# Exercise brief
Write out each record below exactly as it appears, with no pictures.

=-=-=

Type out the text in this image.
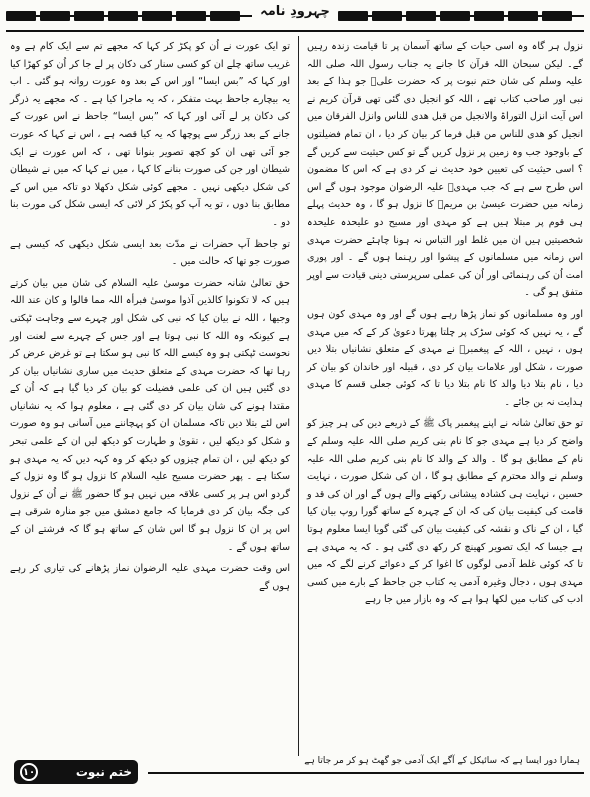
چہرودِ نامہ

نزول ہر گاہ وہ اسی حیات کے ساتھ آسمان پر تا قیامت زندہ رہیں گے۔ لیکن سبحان اللہ قرآن کا جانے یہ جناب رسول اللہ صلی اللہ علیہ وسلم کی شان ختم نبوت پر کہ حضرت علیؑ جو ہذا کے بعد نبی اور صاحب کتاب تھے ، اللہ کو انجیل دی گئی تھی قرآن کریم نے اس آیت انزل التوراۃ والانجیل من قبل ھدی للناس وانزل الفرقان میں انجیل کو ھدی للناس من قبل فرما کر بیان کر دیا ، ان تمام فضیلتوں کے باوجود جب وہ زمین پر نزول کریں گے تو کس حیثیت سے کریں گے ؟ اسی حیثیت کی تعیین خود حدیث نے کر دی ہے کہ اس کا مضمون اس طرح سے ہے کہ جب مہدیؑ علیہ الرضوان موجود ہوں گے اس زمانہ میں حضرت عیسیٰ بن مریمؑ کا نزول ہو گا ، وہ حدیث پہلے ہی قوم پر مبتلا ہیں ہے کو مہدی اور مسیح دو علیحدہ علیحدہ شخصیتیں ہیں ان میں غلط اور التباس نہ ہونا چاہئے حضرت مہدی اس زمانہ میں مسلمانوں کے پیشوا اور رہنما ہوں گے ۔ اور پوری امت اُن کی رہنمائی اور اُن کی عملی سرپرستی دینی قیادت سے اوپر متفق ہو گی ۔

اور وہ مسلمانوں کو نماز پڑھا رہے ہوں گے اور وہ مہدی کون ہوں گے ، یہ نہیں کہ کوئی سڑک پر چلتا پھرتا دعویٰ کر کے کہ میں مہدی ہوں ، نہیں ، اللہ کے پیغمبرؐ نے مہدی کے متعلق نشانیاں بتلا دیں صورت ، شکل اور علامات بیان کر دی ، قبیلہ اور خاندان کو بیان کر دیا ، نام بتلا دیا والد کا نام بتلا دیا تا کہ کوئی جعلی قسم کا مہدی ہدایت نہ بن جائے ۔

تو حق تعالیٰ شانہ نے اپنے پیغمبر پاک ﷺ کے ذریعے دین کی ہر چیز کو واضح کر دیا ہے مہدی جو کا نام بنی کریم صلی اللہ علیہ وسلم کے نام کے مطابق ہو گا ۔ والد کے والد کا نام بنی کریم صلی اللہ علیہ وسلم نے والد محترم کے مطابق ہو گا ، ان کی شکل صورت ، نہایت حسین ، نہایت ہی کشادہ پیشانی رکھنے والے ہوں گے اور ان کی قد و قامت کی کیفیت بیان کی کہ ان کے چہرہ کے ساتھ گورا روپ بیان کیا گیا ، ان کے ناک و نقشہ کی کیفیت بیان کی گئی گویا ایسا معلوم ہوتا ہے جیسا کہ ایک تصویر کھینچ کر رکھ دی گئی ہو ۔ کہ یہ مہدی ہے تا کہ کوئی غلط آدمی لوگوں کا اغوا کر کے دعوائے کرنے لگے کہ میں مہدی ہوں ، دجال وغیرہ آدمی یہ کتاب جن جاحظ کے بارے میں کسی ادب کی کتاب میں لکھا ہوا ہے کہ وہ بازار میں جا رہے

تو ایک عورت نے اُن کو پکڑ کر کہا کہ مجھے تم سے ایک کام ہے وہ غریب ساتھ چلے ان کو کسی سنار کی دکان پر لے جا کر اُن کو کھڑا کیا اور کہا کہ ”بس ایسا“ اور اس کے بعد وہ عورت روانہ ہو گئی ۔ اب یہ بیچارے جاحظ بہت متفکر ، کہ یہ ماجرا کیا ہے ۔ کہ مجھے یہ ذرگر کی دکان پر لے آئی اور کہا کہ ”بس ایسا“ جاحظ نے اس عورت کے جانے کے بعد زرگر سے پوچھا کہ یہ کیا قصہ ہے ، اس نے کہا کہ عورت جو آئی تھی ان کو کچھ تصویر بنوانا تھی ، کہ اس عورت نے ایک شیطان اور جن کی صورت بنانے کا کہا ، میں نے کہا کہ میں نے شیطان کی شکل دیکھی نہیں ۔ مجھے کوئی شکل دکھلا دو تاکہ میں اس کے مطابق بنا دوں ، تو یہ آپ کو پکڑ کر لائی کہ ایسی شکل کی مورت بنا دو ۔

تو جاحظ آپ حضرات نے مدّت بعد ایسی شکل دیکھی کہ کیسی ہے صورت جو تھا کہ حالت میں ۔

حق تعالیٰ شانہ حضرت موسیٰ علیہ السلام کی شان میں بیان کرتے ہیں کہ لا تکونوا کالذین آذوا موسیٰ فبرأہ اللہ مما قالوا و کان عند اللہ وجیھا ، اللہ نے بیان کیا کہ نبی کی شکل اور چہرے سے وجاہت ٹپکتی ہے کیونکہ وہ اللہ کا نبی ہوتا ہے اور جس کے چہرے سے لعنت اور نحوست ٹپکتی ہو وہ کیسے اللہ کا نبی ہو سکتا ہے تو غرض عرض کر رہا تھا کہ حضرت مہدی کے متعلق حدیث میں ساری نشانیاں بیان کر دی گئیں ہیں ان کی علمی فضیلت کو بیان کر دیا گیا ہے کہ اُن کے مقتدا ہونے کی شان بیان کر دی گئی ہے ، معلوم ہوا کہ یہ نشانیاں اس لئے بتلا دیں تاکہ مسلمان ان کو پہچاننے میں آسانی ہو وہ صورت و شکل کو دیکھ لیں ، تقویٰ و طہارت کو دیکھ لیں ان کے علمی تبحر کو دیکھ لیں ، ان تمام چیزوں کو دیکھ کر وہ کہہ دیں کہ یہ مہدی ہو سکتا ہے ۔ پھر حضرت مسیح علیہ السلام کا نزول ہو گا وہ نزول کے گردو اس ہر پر کسی علاقہ میں نہیں ہو گا حضور ﷺ نے اُن کے نزول کی جگہ بیان کر دی فرمایا کہ جامع دمشق میں جو منارہ شرقی ہے اس پر ان کا نزول ہو گا اس شان کے ساتھ ہو گا کہ فرشتے ان کے ساتھ ہوں گے ۔

اس وقت حضرت مہدی علیہ الرضوان نماز پڑھانے کی تیاری کر رہے ہوں گے

۱۰	ختم نبوت
ہمارا دور ایسا ہے کہ سائیکل کے آگے ایک آدمی جو گھٹ ہو کر مر جاتا ہے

=-=-=

# Response to the task
Type out the text in this image.
چہرودِ نامہ

نزول ہر گاہ وہ اسی حیات کے ساتھ آسمان پر تا قیامت زندہ رہیں گے۔ لیکن سبحان اللہ قرآن کا جانے یہ جناب رسول اللہ صلی اللہ علیہ وسلم کی شان ختم نبوت پر کہ حضرت علیؑ جو ہذا کے بعد نبی اور صاحب کتاب تھے ، اللہ کو انجیل دی گئی تھی قرآن کریم نے اس آیت انزل التوراۃ والانجیل من قبل ھدی للناس وانزل الفرقان میں انجیل کو ھدی للناس من قبل فرما کر بیان کر دیا ، ان تمام فضیلتوں کے باوجود جب وہ زمین پر نزول کریں گے تو کس حیثیت سے کریں گے ؟ اسی حیثیت کی تعیین خود حدیث نے کر دی ہے کہ اس کا مضمون اس طرح سے ہے کہ جب مہدیؑ علیہ الرضوان موجود ہوں گے اس زمانہ میں حضرت عیسیٰ بن مریمؑ کا نزول ہو گا ، وہ حدیث پہلے ہی قوم پر مبتلا ہیں ہے کو مہدی اور مسیح دو علیحدہ علیحدہ شخصیتیں ہیں ان میں غلط اور التباس نہ ہونا چاہئے حضرت مہدی اس زمانہ میں مسلمانوں کے پیشوا اور رہنما ہوں گے ۔ اور پوری امت اُن کی رہنمائی اور اُن کی عملی سرپرستی دینی قیادت سے اوپر متفق ہو گی ۔

اور وہ مسلمانوں کو نماز پڑھا رہے ہوں گے اور وہ مہدی کون ہوں گے ، یہ نہیں کہ کوئی سڑک پر چلتا پھرتا دعویٰ کر کے کہ میں مہدی ہوں ، نہیں ، اللہ کے پیغمبرؐ نے مہدی کے متعلق نشانیاں بتلا دیں صورت ، شکل اور علامات بیان کر دی ، قبیلہ اور خاندان کو بیان کر دیا ، نام بتلا دیا والد کا نام بتلا دیا تا کہ کوئی جعلی قسم کا مہدی ہدایت نہ بن جائے ۔

تو حق تعالیٰ شانہ نے اپنے پیغمبر پاک ﷺ کے ذریعے دین کی ہر چیز کو واضح کر دیا ہے مہدی جو کا نام بنی کریم صلی اللہ علیہ وسلم کے نام کے مطابق ہو گا ۔ والد کے والد کا نام بنی کریم صلی اللہ علیہ وسلم نے والد محترم کے مطابق ہو گا ، ان کی شکل صورت ، نہایت حسین ، نہایت ہی کشادہ پیشانی رکھنے والے ہوں گے اور ان کی قد و قامت کی کیفیت بیان کی کہ ان کے چہرہ کے ساتھ گورا روپ بیان کیا گیا ، ان کے ناک و نقشہ کی کیفیت بیان کی گئی گویا ایسا معلوم ہوتا ہے جیسا کہ ایک تصویر کھینچ کر رکھ دی گئی ہو ۔ کہ یہ مہدی ہے تا کہ کوئی غلط آدمی لوگوں کا اغوا کر کے دعوائے کرنے لگے کہ میں مہدی ہوں ، دجال وغیرہ آدمی یہ کتاب جن جاحظ کے بارے میں کسی ادب کی کتاب میں لکھا ہوا ہے کہ وہ بازار میں جا رہے

تو ایک عورت نے اُن کو پکڑ کر کہا کہ مجھے تم سے ایک کام ہے وہ غریب ساتھ چلے ان کو کسی سنار کی دکان پر لے جا کر اُن کو کھڑا کیا اور کہا کہ ”بس ایسا“ اور اس کے بعد وہ عورت روانہ ہو گئی ۔ اب یہ بیچارے جاحظ بہت متفکر ، کہ یہ ماجرا کیا ہے ۔ کہ مجھے یہ ذرگر کی دکان پر لے آئی اور کہا کہ ”بس ایسا“ جاحظ نے اس عورت کے جانے کے بعد زرگر سے پوچھا کہ یہ کیا قصہ ہے ، اس نے کہا کہ عورت جو آئی تھی ان کو کچھ تصویر بنوانا تھی ، کہ اس عورت نے ایک شیطان اور جن کی صورت بنانے کا کہا ، میں نے کہا کہ میں نے شیطان کی شکل دیکھی نہیں ۔ مجھے کوئی شکل دکھلا دو تاکہ میں اس کے مطابق بنا دوں ، تو یہ آپ کو پکڑ کر لائی کہ ایسی شکل کی مورت بنا دو ۔

تو جاحظ آپ حضرات نے مدّت بعد ایسی شکل دیکھی کہ کیسی ہے صورت جو تھا کہ حالت میں ۔

حق تعالیٰ شانہ حضرت موسیٰ علیہ السلام کی شان میں بیان کرتے ہیں کہ لا تکونوا کالذین آذوا موسیٰ فبرأہ اللہ مما قالوا و کان عند اللہ وجیھا ، اللہ نے بیان کیا کہ نبی کی شکل اور چہرے سے وجاہت ٹپکتی ہے کیونکہ وہ اللہ کا نبی ہوتا ہے اور جس کے چہرے سے لعنت اور نحوست ٹپکتی ہو وہ کیسے اللہ کا نبی ہو سکتا ہے تو غرض عرض کر رہا تھا کہ حضرت مہدی کے متعلق حدیث میں ساری نشانیاں بیان کر دی گئیں ہیں ان کی علمی فضیلت کو بیان کر دیا گیا ہے کہ اُن کے مقتدا ہونے کی شان بیان کر دی گئی ہے ، معلوم ہوا کہ یہ نشانیاں اس لئے بتلا دیں تاکہ مسلمان ان کو پہچاننے میں آسانی ہو وہ صورت و شکل کو دیکھ لیں ، تقویٰ و طہارت کو دیکھ لیں ان کے علمی تبحر کو دیکھ لیں ، ان تمام چیزوں کو دیکھ کر وہ کہہ دیں کہ یہ مہدی ہو سکتا ہے ۔ پھر حضرت مسیح علیہ السلام کا نزول ہو گا وہ نزول کے گردو اس ہر پر کسی علاقہ میں نہیں ہو گا حضور ﷺ نے اُن کے نزول کی جگہ بیان کر دی فرمایا کہ جامع دمشق میں جو منارہ شرقی ہے اس پر ان کا نزول ہو گا اس شان کے ساتھ ہو گا کہ فرشتے ان کے ساتھ ہوں گے ۔

اس وقت حضرت مہدی علیہ الرضوان نماز پڑھانے کی تیاری کر رہے ہوں گے

۱۰	ختم نبوت
ہمارا دور ایسا ہے کہ سائیکل کے آگے ایک آدمی جو گھٹ ہو کر مر جاتا ہے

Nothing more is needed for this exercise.